■ **SHORT TASK**: Using the listing below, please gather every line containing the word "EFICACIA".
BEGIN STORED ROWS
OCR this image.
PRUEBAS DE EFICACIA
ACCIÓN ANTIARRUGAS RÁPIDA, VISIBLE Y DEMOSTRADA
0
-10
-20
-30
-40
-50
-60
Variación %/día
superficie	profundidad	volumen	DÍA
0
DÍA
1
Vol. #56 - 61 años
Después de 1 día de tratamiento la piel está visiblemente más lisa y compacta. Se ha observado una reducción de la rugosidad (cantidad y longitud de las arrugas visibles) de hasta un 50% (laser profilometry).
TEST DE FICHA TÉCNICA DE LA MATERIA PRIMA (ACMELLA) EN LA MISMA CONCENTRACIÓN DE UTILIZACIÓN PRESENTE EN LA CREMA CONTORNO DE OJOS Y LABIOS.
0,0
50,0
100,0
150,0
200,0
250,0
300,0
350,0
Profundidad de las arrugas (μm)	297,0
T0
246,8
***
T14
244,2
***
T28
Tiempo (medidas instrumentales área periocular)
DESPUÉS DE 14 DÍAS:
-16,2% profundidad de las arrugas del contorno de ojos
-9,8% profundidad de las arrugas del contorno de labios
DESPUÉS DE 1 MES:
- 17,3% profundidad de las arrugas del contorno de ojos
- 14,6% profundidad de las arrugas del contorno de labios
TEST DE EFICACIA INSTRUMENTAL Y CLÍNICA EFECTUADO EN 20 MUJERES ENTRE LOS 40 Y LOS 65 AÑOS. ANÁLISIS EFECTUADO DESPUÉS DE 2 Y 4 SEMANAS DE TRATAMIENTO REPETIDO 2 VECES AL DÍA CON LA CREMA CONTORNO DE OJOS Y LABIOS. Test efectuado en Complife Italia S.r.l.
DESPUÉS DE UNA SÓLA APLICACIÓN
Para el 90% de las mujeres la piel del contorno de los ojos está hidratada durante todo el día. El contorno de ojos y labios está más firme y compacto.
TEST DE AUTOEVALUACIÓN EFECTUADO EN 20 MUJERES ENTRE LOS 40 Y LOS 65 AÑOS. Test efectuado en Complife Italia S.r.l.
END STORED ROWS
■ **EXERCISE RESPONSE**:
PRUEBAS DE EFICACIA
TEST DE EFICACIA INSTRUMENTAL Y CLÍNICA EFECTUADO EN 20 MUJERES ENTRE LOS 40 Y LOS 65 AÑOS. ANÁLISIS EFECTUADO DESPUÉS DE 2 Y 4 SEMANAS DE TRATAMIENTO REPETIDO 2 VECES AL DÍA CON LA CREMA CONTORNO DE OJOS Y LABIOS. Test efectuado en Complife Italia S.r.l.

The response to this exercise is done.